__DIRECTIVE__.
Whenever a line below holds the word "replacement", copy that line.
....................
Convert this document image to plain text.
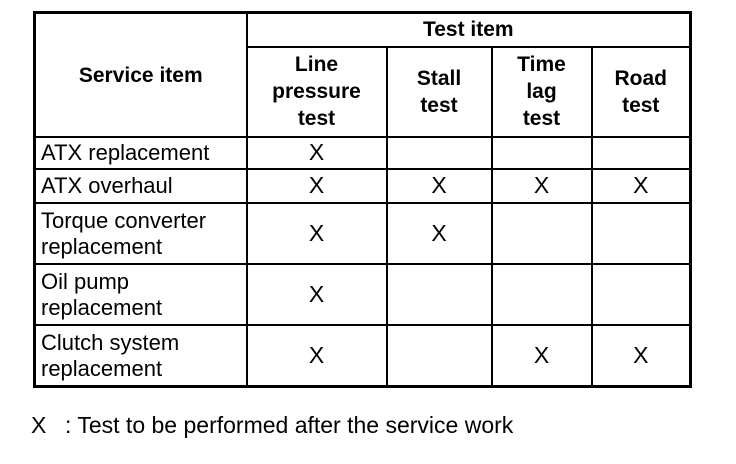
Service item	Test item			
	Line
pressure
test	Stall
test	Time
lag
test	Road
test
ATX replacement	X			
ATX overhaul	X	X	X	X
Torque converter
replacement	X	X		
Oil pump
replacement	X			
Clutch system
replacement	X		X	X
X : Test to be performed after the service work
....................
__REPLY TO THE TASK__.
ATX replacement	X			
replacement	X	X		
replacement	X			
replacement	X		X	X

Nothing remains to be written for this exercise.